[Data for this exercise start]
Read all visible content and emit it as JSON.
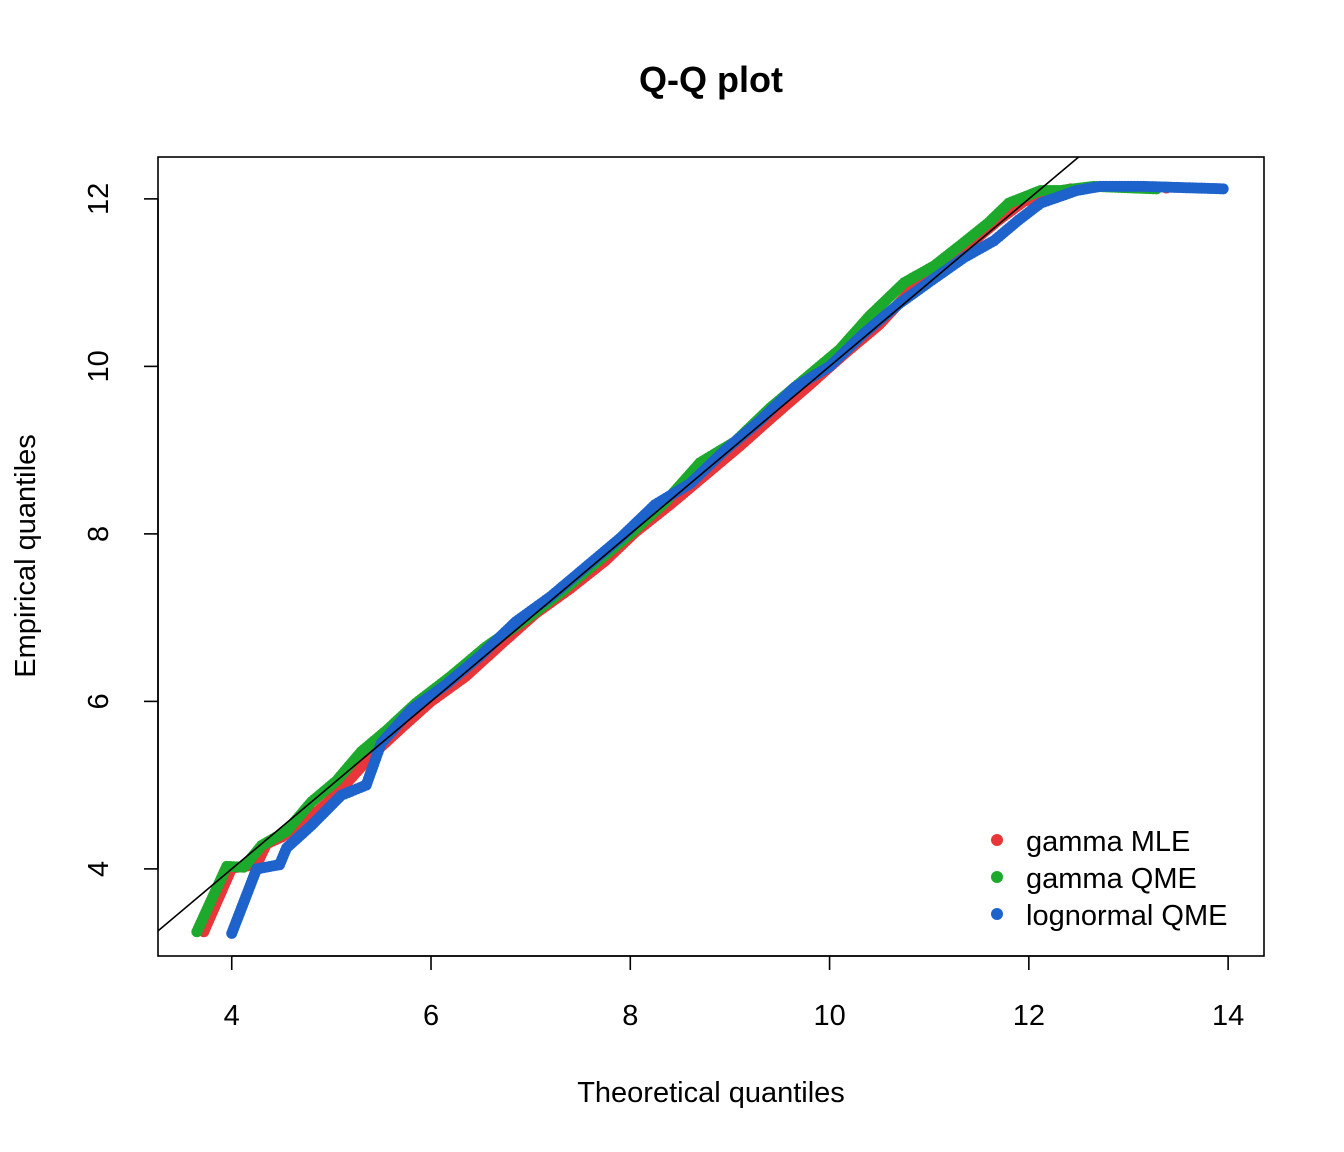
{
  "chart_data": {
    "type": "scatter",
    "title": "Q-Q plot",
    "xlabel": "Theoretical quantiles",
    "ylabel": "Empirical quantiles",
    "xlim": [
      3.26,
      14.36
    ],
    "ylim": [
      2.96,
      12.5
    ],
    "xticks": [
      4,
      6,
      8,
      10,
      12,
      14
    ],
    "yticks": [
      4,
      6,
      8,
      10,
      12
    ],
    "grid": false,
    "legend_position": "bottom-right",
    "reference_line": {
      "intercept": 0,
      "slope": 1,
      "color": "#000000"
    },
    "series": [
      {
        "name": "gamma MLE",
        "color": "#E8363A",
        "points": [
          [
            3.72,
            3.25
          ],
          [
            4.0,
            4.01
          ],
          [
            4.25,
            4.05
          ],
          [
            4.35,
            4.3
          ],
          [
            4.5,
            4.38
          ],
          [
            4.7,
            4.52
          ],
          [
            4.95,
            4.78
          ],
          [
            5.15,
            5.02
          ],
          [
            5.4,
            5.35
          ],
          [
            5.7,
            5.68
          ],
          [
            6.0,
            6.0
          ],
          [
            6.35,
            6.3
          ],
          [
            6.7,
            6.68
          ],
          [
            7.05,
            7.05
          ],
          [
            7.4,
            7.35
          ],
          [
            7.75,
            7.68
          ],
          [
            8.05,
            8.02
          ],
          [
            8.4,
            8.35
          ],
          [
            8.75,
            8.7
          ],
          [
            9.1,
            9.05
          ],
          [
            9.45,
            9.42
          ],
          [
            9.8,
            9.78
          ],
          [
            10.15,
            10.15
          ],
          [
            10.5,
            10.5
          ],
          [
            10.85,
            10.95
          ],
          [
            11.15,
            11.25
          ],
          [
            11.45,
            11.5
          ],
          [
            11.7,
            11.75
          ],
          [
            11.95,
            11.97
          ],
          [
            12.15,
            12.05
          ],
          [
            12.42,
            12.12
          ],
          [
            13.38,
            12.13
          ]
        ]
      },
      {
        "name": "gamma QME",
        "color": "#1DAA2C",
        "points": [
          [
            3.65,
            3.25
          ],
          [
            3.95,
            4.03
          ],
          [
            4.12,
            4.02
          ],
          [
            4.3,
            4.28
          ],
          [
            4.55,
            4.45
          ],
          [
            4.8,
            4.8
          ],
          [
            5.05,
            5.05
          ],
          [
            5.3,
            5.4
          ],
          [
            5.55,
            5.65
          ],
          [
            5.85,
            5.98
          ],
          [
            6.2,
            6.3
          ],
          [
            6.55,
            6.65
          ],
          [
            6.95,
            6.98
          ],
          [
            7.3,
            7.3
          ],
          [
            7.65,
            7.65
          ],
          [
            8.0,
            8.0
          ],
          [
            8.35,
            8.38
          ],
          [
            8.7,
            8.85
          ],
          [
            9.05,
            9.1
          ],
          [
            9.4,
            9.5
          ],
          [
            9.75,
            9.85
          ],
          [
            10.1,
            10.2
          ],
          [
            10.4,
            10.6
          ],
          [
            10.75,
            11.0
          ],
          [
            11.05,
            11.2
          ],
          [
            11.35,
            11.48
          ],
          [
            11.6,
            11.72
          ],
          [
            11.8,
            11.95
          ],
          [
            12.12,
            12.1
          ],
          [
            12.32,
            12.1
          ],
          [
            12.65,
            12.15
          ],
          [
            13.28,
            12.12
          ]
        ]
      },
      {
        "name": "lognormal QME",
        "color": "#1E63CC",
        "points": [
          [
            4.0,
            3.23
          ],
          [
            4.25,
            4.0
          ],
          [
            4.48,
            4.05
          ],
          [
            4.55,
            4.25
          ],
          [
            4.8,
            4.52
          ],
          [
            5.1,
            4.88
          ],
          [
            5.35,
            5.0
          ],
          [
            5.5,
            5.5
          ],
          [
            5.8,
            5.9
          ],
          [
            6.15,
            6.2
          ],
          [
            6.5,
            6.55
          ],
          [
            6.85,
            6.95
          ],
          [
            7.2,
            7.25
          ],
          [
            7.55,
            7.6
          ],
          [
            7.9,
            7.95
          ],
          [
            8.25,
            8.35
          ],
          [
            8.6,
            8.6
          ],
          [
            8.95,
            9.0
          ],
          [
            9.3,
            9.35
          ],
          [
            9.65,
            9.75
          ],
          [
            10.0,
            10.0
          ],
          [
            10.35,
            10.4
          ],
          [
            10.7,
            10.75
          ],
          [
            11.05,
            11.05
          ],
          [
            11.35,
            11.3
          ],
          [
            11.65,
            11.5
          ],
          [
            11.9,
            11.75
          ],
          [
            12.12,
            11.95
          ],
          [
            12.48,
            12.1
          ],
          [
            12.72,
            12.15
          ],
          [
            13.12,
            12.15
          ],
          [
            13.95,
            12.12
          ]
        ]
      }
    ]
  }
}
[Data for this exercise end]
What needs to be done:
How many lines of the listing include the string "name"? Answer with the number alone.

The reply:
3